Extrait:
———
Ouverte de toutes parts la chapelle Frank Stella semble avoir été balayée par une inondation. La toiture en résille tissée en fibre de carbone laisse pénétrer la lumière. Elle éclaire les débris d’acier charriés par le déluge accrochés aux six panneaux verticaux ornant les côtés de la structure. Ils pendent, fichés et enchevêtrés les uns dans les autres, tels des rognures d’armatures à béton au lendemain d’un tremblement de terre. Bardés de fer, hérissés et coupants, ils entourent les visiteurs qui se placent au centre du petit édifice et les menacent calmement, à la manière des punitions jamais appliquées car leur seule évocation suffit à faire taire immédiatement. Rien d’autre ne subsiste, ni eau, ni boue, ou végétaux morts. Seule une fine poussière grise, sèche et à peine perceptible, permet de se souvenir du désastre.
———
Jeu de données:
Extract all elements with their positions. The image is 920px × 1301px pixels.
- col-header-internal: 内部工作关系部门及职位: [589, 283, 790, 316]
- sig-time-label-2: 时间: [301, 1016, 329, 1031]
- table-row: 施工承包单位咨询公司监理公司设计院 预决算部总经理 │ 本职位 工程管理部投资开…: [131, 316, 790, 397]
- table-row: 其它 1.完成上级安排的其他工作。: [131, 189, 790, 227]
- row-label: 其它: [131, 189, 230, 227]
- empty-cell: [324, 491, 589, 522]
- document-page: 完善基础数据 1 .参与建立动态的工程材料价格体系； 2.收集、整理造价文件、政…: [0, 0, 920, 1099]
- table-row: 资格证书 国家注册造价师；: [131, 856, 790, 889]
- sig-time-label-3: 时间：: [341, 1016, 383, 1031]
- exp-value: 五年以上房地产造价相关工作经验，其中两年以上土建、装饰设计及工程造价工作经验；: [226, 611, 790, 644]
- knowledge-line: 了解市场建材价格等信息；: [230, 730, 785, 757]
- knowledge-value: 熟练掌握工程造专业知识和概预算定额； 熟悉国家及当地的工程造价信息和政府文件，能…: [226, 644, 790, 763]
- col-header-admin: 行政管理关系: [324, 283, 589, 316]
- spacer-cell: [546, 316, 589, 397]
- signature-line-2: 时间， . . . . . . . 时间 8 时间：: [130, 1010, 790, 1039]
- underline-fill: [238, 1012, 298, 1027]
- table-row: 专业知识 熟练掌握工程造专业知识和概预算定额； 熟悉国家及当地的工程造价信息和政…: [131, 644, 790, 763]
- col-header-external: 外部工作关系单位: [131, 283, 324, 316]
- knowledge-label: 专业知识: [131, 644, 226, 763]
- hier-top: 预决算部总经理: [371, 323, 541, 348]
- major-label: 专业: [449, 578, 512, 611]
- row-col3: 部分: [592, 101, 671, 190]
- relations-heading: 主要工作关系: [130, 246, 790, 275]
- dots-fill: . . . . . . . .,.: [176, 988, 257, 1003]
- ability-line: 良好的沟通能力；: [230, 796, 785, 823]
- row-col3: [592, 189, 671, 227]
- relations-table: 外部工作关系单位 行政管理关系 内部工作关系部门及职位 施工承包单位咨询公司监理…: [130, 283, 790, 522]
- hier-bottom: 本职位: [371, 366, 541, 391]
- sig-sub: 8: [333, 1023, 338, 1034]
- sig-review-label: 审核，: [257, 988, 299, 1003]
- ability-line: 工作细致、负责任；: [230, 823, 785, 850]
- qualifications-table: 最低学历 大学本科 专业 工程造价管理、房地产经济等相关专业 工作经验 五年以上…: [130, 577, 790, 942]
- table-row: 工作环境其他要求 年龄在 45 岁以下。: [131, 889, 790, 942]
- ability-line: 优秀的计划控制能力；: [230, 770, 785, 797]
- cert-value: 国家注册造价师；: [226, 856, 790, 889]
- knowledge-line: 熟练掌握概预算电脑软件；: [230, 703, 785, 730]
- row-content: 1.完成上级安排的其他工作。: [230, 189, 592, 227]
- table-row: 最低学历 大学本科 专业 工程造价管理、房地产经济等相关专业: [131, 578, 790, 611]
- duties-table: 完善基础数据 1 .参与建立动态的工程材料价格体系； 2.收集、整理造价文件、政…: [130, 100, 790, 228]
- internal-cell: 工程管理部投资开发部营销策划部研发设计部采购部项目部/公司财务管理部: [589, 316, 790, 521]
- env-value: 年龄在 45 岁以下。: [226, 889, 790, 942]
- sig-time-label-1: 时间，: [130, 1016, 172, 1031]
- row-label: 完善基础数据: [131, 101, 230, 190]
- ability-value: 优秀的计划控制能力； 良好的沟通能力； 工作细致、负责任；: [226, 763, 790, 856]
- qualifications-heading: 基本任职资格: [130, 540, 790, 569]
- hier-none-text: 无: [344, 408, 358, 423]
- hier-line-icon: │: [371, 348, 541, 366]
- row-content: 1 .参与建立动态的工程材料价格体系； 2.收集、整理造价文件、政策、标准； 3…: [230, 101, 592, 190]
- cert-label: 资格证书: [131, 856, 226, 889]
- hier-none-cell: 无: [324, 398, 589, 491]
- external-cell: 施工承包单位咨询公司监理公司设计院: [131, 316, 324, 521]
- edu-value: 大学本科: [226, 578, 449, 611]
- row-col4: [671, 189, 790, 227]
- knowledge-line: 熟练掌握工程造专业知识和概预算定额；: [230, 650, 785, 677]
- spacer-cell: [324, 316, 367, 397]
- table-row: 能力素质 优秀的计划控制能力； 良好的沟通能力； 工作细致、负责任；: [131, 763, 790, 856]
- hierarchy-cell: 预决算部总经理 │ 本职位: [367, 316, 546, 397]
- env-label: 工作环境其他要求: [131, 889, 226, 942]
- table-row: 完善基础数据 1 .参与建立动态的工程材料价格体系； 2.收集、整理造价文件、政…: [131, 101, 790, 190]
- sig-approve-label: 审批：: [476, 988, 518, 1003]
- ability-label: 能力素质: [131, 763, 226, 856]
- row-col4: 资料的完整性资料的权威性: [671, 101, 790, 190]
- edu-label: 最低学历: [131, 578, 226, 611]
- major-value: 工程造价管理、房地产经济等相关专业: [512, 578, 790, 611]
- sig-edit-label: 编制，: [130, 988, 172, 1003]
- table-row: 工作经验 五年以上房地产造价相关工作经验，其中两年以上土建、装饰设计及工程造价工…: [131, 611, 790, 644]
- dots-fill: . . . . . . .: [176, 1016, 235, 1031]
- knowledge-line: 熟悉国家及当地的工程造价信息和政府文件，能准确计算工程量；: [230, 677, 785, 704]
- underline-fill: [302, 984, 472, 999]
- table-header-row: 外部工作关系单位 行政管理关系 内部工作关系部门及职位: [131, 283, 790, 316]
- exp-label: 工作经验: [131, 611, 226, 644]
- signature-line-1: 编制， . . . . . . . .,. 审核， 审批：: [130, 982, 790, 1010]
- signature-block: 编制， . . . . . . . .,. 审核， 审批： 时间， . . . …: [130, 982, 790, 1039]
———
Objectif: Recopiez intégralement l'extrait sur la chapelle Frank Stella, sans en changer un mot.

Solution:
Ouverte de toutes parts la chapelle Frank Stella semble avoir été balayée par une inondation. La toiture en résille tissée en fibre de carbone laisse pénétrer la lumière. Elle éclaire les débris d’acier charriés par le déluge accrochés aux six panneaux verticaux ornant les côtés de la structure. Ils pendent, fichés et enchevêtrés les uns dans les autres, tels des rognures d’armatures à béton au lendemain d’un tremblement de terre. Bardés de fer, hérissés et coupants, ils entourent les visiteurs qui se placent au centre du petit édifice et les menacent calmement, à la manière des punitions jamais appliquées car leur seule évocation suffit à faire taire immédiatement. Rien d’autre ne subsiste, ni eau, ni boue, ou végétaux morts. Seule une fine poussière grise, sèche et à peine perceptible, permet de se souvenir du désastre.